Exercise prompt
Check every line of the entries for "houses", and copy the lines that hold it.

Stored records
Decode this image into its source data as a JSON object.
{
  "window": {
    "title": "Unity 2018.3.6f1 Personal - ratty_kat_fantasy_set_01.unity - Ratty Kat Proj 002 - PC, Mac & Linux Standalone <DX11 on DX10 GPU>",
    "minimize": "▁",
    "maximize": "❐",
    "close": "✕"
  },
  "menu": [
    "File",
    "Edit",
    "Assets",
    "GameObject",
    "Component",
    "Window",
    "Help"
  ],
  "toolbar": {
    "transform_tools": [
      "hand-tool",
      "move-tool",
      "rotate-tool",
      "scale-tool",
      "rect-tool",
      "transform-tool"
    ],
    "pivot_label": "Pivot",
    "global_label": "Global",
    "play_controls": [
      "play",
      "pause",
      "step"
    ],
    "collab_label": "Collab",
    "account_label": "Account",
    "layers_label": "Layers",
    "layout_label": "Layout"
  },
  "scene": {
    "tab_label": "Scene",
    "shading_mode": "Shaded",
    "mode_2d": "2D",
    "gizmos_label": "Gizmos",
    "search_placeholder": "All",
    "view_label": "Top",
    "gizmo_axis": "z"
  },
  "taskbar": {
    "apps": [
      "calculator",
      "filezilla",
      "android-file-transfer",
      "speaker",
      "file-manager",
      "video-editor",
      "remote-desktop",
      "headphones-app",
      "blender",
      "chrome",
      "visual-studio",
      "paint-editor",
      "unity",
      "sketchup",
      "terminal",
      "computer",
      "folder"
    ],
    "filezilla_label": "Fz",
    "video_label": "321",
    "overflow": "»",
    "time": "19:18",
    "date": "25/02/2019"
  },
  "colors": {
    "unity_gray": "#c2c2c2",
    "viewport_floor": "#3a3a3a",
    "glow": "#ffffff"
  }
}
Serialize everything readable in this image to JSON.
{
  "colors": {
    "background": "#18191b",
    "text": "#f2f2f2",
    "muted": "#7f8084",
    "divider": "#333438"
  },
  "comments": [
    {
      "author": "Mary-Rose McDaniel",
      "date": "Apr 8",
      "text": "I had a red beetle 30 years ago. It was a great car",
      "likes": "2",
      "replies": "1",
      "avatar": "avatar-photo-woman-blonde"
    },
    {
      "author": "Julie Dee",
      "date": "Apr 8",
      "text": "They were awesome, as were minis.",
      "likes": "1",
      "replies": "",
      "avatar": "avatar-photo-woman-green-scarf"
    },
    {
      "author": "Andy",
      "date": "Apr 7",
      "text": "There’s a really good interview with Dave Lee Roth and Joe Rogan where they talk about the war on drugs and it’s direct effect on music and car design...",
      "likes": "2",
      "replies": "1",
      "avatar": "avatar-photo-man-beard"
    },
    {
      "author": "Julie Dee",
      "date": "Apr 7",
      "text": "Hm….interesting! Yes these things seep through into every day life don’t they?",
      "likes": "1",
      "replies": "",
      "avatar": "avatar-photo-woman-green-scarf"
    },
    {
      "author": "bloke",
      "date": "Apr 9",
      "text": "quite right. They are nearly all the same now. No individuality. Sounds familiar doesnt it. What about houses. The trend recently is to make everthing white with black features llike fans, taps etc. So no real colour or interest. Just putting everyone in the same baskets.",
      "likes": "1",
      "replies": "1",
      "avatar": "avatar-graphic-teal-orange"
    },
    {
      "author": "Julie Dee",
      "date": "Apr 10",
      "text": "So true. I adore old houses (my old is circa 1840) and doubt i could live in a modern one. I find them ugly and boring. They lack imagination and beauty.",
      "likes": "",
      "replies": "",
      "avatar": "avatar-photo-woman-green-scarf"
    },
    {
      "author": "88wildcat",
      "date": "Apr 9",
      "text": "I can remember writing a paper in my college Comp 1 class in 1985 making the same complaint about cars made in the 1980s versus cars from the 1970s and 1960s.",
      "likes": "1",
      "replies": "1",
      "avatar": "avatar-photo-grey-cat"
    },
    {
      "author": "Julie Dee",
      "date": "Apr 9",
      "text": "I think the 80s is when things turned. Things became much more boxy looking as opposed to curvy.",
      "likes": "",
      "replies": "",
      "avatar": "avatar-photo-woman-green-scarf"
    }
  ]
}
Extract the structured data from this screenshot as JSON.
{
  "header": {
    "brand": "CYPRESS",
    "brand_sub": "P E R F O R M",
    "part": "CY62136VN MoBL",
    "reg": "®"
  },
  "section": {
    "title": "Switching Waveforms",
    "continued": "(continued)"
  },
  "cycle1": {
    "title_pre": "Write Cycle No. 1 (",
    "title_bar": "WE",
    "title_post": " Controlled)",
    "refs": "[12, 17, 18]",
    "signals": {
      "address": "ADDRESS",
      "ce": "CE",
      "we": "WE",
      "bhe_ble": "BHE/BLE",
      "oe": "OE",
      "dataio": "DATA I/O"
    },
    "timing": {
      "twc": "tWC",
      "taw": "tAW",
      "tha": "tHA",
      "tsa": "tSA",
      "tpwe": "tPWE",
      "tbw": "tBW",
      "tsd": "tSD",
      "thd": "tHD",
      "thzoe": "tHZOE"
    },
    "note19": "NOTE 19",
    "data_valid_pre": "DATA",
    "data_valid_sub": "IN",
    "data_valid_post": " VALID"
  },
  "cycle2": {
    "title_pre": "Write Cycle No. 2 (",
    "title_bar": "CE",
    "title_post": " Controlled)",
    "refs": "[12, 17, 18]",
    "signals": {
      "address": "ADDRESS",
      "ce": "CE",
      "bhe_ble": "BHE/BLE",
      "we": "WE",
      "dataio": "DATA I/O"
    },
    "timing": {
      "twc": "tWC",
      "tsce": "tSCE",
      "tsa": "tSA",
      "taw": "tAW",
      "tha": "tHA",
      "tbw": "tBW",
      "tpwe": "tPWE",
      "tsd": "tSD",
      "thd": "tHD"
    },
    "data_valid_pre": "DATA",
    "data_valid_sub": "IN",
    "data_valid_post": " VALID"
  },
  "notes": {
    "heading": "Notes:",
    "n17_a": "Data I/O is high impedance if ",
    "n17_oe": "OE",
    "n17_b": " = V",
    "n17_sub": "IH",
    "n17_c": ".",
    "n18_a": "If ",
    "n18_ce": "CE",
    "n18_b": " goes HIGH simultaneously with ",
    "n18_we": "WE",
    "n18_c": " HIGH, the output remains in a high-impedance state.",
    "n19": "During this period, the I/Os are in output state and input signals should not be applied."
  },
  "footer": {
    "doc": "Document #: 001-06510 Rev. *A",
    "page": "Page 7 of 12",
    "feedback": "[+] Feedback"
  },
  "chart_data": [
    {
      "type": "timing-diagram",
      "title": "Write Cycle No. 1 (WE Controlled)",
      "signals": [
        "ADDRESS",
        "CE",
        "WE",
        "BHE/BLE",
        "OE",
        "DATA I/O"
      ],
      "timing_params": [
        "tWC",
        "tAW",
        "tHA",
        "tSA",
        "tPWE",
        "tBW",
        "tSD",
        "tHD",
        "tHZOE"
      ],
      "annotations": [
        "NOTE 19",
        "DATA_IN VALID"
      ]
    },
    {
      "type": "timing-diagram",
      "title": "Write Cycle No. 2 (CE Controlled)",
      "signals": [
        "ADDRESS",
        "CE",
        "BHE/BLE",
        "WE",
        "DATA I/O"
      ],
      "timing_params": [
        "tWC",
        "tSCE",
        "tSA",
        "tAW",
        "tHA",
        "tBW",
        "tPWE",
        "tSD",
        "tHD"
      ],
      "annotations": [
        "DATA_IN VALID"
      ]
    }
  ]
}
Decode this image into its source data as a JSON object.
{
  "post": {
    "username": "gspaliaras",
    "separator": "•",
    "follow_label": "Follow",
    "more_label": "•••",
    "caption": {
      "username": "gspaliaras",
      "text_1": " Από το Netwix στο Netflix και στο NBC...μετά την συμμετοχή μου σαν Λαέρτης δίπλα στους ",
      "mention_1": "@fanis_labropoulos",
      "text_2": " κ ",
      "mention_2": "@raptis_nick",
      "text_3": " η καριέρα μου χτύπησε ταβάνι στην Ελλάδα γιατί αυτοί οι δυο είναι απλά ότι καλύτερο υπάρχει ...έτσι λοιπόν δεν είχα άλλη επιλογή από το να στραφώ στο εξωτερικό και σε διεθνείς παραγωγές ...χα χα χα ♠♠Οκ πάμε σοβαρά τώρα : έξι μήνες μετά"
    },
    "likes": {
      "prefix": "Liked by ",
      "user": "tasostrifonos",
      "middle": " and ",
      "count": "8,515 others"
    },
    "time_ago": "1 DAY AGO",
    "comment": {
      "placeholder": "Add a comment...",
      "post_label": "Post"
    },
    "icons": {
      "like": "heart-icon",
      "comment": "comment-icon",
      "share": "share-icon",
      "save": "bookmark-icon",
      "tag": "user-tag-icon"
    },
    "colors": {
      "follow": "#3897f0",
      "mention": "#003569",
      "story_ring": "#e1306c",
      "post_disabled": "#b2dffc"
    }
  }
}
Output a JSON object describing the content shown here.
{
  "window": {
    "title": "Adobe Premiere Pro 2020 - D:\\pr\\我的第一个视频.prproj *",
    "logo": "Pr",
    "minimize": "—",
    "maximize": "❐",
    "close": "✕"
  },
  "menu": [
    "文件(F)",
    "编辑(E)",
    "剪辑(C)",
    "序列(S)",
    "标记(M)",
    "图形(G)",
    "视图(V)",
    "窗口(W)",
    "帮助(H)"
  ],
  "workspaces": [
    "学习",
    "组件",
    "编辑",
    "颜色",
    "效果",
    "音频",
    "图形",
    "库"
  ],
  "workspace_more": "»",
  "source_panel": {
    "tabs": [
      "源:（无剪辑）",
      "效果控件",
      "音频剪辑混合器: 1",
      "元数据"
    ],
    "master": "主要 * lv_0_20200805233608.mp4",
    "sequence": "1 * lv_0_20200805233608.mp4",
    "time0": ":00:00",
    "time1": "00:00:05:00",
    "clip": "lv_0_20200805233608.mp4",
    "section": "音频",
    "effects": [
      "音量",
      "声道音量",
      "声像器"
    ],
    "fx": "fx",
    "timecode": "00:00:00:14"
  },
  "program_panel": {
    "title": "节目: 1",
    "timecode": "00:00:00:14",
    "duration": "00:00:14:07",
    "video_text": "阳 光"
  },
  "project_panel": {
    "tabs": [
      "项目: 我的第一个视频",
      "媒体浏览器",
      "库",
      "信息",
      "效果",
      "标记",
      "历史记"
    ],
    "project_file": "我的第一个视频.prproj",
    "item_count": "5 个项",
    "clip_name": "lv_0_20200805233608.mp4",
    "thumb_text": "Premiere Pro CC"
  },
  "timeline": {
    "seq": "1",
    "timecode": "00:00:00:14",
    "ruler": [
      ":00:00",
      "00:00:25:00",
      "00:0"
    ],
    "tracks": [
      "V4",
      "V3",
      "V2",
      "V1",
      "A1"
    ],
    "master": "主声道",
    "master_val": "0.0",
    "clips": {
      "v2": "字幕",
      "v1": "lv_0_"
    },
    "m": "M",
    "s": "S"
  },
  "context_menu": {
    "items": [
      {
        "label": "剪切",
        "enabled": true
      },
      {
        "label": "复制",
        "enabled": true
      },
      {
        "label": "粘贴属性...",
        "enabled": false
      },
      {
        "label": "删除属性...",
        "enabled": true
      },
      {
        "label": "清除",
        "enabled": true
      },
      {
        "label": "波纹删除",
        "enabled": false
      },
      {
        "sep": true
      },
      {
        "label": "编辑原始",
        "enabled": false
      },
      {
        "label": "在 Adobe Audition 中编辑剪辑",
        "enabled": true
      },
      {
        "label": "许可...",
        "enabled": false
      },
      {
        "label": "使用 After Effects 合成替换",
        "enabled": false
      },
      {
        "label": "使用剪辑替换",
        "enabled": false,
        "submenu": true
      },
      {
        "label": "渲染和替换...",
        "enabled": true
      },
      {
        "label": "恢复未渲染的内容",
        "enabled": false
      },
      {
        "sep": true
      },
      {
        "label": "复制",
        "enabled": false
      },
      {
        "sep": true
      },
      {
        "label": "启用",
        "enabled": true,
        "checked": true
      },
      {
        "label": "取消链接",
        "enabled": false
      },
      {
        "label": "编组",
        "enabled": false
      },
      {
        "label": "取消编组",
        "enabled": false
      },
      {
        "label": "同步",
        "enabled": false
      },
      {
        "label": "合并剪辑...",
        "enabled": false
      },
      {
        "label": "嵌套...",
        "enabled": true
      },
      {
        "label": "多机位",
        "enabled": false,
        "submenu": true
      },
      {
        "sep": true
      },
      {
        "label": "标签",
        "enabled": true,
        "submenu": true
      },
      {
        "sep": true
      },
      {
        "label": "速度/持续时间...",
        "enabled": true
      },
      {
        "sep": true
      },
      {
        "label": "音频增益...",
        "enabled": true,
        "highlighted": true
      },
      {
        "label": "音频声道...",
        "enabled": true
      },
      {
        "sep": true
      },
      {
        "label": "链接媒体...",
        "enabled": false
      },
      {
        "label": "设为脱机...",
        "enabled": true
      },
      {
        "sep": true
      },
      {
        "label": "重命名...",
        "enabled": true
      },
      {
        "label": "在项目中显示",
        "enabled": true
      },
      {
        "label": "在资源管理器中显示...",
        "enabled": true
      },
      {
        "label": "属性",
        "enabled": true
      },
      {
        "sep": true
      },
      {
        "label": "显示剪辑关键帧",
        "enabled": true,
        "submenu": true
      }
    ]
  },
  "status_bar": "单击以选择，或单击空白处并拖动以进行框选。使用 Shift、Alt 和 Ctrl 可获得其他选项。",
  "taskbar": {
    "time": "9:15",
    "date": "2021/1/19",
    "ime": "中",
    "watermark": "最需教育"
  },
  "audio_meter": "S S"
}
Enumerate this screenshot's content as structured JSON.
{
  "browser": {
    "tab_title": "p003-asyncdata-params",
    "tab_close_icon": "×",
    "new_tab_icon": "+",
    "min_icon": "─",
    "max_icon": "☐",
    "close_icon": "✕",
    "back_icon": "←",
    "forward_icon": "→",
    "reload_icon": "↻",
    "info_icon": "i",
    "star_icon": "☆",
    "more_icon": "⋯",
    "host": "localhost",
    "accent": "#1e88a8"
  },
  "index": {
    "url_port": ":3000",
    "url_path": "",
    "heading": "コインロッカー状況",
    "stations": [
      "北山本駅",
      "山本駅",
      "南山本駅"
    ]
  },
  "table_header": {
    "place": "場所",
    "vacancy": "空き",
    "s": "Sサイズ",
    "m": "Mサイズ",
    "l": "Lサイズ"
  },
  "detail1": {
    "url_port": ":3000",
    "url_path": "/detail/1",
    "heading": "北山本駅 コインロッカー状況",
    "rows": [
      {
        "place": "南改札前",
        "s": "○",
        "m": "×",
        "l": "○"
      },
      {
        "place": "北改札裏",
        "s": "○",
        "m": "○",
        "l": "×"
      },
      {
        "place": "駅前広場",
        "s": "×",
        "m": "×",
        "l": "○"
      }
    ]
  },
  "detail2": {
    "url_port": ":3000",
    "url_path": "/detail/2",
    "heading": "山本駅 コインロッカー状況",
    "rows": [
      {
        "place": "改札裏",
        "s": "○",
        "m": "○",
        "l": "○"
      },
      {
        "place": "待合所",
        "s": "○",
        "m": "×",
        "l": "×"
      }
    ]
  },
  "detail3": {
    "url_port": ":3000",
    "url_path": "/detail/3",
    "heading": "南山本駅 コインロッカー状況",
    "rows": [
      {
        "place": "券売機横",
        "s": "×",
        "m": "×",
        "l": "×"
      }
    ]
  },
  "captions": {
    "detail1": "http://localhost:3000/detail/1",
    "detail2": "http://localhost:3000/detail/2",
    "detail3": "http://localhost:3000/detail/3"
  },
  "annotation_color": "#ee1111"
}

Full response
      "text": "quite right. They are nearly all the same now. No individuality. Sounds familiar doesnt it. What about houses. The trend recently is to make everthing white with black features llike fans, taps etc. So no real colour or interest. Just putting everyone in the same baskets.",
      "text": "So true. I adore old houses (my old is circa 1840) and doubt i could live in a modern one. I find them ugly and boring. They lack imagination and beauty.",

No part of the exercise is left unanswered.